__WRITTEN EXERCISE__:
Across the entries below, how many lines contain the string "text"? Give only the count.

__ENTRIES PROVIDED__:
* Start *

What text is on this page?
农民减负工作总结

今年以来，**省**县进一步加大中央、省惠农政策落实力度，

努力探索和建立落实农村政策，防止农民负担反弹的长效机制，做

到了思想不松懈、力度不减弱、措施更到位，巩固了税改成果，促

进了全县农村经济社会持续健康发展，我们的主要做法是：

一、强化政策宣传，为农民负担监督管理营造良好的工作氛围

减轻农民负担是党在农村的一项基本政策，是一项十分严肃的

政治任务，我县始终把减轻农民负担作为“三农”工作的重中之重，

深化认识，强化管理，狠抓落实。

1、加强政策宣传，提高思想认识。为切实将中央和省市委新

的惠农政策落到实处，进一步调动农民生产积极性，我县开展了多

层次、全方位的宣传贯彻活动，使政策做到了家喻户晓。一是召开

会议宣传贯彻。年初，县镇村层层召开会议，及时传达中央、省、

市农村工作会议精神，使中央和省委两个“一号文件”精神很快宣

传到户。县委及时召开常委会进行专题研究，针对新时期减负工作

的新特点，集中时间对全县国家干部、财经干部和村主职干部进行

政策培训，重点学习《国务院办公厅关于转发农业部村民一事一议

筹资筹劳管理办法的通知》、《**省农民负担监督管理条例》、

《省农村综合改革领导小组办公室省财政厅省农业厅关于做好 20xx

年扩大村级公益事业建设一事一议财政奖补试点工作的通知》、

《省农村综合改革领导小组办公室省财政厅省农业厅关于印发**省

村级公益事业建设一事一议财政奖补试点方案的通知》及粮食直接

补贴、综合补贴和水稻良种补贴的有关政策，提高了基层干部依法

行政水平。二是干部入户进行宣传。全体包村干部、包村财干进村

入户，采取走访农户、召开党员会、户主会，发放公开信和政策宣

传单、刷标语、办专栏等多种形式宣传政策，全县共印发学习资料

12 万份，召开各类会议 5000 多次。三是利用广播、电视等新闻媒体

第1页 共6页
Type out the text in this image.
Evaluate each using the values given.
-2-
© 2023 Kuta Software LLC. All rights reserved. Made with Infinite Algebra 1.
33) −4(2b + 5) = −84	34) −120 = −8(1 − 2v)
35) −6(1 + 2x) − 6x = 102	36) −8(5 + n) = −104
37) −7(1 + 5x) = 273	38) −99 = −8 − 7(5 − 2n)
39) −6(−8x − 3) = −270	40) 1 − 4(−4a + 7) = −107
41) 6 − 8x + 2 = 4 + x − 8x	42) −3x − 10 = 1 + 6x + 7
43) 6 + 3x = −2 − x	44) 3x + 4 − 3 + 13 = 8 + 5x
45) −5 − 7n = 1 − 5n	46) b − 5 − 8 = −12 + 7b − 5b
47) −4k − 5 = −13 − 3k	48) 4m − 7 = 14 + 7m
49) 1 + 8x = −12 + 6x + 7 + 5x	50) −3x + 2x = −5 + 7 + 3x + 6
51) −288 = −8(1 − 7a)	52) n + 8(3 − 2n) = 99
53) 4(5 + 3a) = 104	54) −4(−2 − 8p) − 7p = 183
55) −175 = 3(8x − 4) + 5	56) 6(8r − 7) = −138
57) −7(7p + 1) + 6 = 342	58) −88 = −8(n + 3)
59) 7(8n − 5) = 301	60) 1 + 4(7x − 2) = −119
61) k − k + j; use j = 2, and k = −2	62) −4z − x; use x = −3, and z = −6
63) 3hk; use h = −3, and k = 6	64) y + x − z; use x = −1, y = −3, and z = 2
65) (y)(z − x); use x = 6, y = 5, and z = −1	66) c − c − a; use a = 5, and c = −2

* End *

__WRITTEN SOLUTION__:
2